Records from a collection:
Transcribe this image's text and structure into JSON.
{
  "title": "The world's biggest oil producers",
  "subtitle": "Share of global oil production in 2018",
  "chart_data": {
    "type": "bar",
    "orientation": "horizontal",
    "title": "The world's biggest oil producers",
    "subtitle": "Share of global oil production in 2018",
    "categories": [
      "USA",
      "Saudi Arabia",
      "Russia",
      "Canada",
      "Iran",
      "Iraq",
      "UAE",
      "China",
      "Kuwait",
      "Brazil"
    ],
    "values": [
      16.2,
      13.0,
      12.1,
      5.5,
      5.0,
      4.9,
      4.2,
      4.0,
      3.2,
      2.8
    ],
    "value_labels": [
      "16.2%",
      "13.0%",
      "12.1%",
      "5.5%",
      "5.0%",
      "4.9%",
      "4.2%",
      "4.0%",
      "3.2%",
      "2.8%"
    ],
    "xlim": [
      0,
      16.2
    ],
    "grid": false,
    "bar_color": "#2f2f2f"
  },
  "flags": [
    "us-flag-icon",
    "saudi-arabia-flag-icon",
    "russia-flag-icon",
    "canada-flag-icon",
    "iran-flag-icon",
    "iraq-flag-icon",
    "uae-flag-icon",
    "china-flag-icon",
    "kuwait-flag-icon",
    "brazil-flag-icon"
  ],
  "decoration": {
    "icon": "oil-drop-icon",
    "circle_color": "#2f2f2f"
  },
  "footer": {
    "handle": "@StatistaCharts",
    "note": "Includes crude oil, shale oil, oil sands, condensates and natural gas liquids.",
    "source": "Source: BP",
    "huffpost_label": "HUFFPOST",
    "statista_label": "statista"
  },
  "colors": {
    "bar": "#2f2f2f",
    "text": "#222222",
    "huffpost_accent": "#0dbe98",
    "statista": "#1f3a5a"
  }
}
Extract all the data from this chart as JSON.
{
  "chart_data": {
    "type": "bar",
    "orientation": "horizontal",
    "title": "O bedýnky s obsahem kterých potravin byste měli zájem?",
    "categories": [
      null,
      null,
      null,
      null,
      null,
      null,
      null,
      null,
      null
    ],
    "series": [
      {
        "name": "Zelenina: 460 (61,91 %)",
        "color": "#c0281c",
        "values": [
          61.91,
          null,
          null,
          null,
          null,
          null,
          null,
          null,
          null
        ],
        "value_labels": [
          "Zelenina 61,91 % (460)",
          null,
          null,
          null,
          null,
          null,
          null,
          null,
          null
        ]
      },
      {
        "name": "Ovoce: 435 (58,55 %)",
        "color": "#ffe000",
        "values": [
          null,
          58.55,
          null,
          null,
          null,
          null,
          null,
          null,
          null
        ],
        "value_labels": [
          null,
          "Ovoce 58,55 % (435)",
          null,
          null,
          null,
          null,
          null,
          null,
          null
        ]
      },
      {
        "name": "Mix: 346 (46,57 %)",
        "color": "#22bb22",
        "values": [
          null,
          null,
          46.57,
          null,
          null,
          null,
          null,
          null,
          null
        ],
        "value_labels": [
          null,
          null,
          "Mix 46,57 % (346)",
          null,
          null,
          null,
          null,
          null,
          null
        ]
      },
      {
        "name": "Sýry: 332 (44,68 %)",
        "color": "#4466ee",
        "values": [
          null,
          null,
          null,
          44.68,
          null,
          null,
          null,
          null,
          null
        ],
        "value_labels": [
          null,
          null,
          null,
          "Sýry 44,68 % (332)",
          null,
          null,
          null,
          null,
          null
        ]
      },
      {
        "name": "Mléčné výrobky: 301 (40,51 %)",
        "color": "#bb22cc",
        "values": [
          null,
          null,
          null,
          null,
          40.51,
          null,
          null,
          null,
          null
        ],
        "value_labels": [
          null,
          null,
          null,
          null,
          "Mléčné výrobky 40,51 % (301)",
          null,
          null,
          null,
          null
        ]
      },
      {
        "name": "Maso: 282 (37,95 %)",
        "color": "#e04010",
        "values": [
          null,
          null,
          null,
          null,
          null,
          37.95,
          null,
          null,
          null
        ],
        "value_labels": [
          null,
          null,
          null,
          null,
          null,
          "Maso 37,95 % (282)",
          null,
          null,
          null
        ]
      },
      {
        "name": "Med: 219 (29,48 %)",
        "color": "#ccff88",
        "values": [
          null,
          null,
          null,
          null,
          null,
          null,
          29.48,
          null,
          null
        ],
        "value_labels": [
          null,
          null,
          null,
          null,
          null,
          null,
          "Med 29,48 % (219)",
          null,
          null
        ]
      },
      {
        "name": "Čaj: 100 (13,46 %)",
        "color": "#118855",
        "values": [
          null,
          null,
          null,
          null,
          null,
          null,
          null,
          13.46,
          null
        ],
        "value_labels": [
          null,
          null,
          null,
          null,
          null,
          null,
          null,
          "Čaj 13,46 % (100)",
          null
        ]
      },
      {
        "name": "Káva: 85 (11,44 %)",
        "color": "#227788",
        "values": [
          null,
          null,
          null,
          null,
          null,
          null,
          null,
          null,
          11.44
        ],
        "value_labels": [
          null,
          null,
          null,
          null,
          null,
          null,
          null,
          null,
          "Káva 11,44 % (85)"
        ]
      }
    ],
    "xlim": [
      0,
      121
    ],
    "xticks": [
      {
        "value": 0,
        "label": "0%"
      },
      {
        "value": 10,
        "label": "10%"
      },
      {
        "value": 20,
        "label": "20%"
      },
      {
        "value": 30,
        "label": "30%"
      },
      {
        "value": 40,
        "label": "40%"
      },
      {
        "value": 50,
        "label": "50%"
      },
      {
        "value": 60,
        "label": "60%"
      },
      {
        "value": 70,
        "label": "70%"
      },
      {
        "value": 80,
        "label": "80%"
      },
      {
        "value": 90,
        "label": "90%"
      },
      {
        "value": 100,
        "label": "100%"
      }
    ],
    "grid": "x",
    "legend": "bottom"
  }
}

**GIVEN REQUEST**
Pull out all lines containing the word "subtitle" from the entries above.

**EXERCISE SOLUTION**
  "subtitle": "Share of global oil production in 2018",
    "subtitle": "Share of global oil production in 2018",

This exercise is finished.